* EXERCISE DIRECTIONS: Lines containing "producing" are to be counted. Give the number and nothing more.

------ GIVEN INFORMATION ------

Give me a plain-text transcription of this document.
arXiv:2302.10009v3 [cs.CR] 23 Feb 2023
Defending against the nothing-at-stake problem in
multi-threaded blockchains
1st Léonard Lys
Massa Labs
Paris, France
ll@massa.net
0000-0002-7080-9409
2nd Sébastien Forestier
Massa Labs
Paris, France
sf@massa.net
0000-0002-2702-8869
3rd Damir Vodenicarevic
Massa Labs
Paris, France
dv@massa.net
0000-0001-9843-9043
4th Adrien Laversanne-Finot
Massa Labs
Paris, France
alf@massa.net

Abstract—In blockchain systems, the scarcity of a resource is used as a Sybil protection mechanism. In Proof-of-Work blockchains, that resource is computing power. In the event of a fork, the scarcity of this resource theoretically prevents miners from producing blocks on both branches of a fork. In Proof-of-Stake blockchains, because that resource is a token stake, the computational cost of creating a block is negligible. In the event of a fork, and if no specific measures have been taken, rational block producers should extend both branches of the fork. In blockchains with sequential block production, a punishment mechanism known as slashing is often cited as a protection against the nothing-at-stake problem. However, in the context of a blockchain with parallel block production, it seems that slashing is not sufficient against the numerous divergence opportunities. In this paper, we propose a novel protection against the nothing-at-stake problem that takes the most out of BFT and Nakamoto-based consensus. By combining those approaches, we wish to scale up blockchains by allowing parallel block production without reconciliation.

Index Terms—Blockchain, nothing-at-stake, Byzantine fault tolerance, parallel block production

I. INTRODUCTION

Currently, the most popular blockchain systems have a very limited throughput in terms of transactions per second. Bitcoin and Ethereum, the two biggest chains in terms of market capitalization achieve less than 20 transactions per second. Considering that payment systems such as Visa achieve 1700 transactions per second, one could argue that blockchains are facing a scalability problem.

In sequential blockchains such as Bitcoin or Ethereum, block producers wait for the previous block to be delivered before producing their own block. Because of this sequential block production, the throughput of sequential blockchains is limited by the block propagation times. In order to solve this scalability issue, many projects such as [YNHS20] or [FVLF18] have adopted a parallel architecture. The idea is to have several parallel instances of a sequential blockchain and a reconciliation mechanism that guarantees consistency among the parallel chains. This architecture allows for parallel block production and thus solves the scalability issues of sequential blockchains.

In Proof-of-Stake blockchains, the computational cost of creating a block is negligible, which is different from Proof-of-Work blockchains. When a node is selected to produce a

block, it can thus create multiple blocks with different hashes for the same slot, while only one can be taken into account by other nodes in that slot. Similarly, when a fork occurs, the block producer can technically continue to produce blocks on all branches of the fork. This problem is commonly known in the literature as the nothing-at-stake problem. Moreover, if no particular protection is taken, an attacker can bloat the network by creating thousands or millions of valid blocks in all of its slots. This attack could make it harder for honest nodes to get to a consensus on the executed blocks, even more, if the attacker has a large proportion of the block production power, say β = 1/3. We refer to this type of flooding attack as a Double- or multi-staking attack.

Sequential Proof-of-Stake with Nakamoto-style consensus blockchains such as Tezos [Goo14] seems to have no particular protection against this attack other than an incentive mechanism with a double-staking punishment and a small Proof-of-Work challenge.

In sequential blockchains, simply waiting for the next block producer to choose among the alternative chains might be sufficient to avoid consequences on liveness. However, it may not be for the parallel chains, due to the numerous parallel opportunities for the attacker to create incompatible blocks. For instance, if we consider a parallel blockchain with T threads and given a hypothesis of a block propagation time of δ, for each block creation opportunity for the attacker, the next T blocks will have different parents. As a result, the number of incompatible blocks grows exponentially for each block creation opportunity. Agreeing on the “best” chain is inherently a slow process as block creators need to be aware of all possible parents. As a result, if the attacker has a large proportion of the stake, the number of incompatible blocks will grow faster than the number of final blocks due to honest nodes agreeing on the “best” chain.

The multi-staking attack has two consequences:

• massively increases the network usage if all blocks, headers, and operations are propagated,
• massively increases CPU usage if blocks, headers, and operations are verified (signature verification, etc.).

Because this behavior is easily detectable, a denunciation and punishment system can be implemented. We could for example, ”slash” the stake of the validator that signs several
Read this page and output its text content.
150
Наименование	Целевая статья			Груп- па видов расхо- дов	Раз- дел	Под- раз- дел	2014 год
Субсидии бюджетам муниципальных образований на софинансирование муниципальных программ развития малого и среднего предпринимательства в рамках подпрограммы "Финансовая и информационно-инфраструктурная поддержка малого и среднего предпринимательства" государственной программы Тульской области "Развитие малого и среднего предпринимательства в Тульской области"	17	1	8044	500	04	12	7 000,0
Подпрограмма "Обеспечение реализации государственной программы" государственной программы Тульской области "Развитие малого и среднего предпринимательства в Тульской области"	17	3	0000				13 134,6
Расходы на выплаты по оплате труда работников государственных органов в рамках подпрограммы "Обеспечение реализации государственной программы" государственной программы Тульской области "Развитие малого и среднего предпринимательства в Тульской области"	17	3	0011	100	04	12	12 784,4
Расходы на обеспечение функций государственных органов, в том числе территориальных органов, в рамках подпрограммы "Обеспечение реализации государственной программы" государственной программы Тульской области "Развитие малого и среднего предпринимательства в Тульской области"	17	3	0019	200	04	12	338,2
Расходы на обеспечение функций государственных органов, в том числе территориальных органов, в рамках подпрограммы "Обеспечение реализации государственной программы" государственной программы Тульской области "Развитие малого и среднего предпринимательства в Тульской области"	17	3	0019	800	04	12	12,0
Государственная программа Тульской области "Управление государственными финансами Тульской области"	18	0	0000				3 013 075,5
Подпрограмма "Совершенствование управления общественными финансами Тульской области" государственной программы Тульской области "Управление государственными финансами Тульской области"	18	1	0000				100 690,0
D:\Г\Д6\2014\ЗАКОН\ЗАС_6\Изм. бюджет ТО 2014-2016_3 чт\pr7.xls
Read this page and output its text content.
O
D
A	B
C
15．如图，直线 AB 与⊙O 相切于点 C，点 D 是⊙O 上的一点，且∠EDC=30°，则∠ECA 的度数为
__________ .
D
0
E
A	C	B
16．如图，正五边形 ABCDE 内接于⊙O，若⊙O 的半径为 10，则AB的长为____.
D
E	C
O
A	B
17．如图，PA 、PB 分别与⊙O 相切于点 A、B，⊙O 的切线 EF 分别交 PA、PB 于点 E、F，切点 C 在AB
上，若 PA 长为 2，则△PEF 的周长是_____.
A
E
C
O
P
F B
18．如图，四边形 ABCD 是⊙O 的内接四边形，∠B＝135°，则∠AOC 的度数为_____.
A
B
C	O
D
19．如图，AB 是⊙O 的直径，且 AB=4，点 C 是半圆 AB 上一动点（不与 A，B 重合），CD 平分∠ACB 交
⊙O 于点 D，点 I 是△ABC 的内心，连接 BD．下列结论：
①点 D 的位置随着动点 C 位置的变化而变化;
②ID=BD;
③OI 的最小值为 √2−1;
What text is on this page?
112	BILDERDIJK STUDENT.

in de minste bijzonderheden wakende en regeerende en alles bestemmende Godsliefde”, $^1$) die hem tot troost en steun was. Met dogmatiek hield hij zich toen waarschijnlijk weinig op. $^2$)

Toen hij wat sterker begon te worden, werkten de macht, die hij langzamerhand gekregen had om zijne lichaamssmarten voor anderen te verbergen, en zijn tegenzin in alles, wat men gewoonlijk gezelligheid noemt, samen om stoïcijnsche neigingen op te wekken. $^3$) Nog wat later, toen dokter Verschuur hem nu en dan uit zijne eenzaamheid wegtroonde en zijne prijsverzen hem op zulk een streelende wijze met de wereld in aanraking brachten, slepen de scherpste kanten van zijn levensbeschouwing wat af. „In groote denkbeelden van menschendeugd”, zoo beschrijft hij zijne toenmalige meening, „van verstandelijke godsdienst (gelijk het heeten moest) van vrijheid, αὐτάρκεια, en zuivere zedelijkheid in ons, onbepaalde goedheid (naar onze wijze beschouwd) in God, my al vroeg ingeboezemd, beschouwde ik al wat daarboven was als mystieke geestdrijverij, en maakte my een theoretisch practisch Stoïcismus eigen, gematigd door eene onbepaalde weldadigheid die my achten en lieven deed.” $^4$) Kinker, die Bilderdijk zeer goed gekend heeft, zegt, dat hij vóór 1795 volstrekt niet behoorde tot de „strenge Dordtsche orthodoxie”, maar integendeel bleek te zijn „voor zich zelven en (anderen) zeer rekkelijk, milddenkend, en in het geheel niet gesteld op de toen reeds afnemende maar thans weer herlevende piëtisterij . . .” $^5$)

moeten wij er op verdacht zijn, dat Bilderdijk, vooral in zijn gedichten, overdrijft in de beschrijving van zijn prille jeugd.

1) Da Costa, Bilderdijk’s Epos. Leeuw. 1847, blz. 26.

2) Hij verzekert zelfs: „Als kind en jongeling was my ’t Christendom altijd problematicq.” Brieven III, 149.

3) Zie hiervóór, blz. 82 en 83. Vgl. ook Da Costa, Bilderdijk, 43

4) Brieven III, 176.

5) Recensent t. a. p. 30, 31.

------

* CORRECT OUTPUT: 2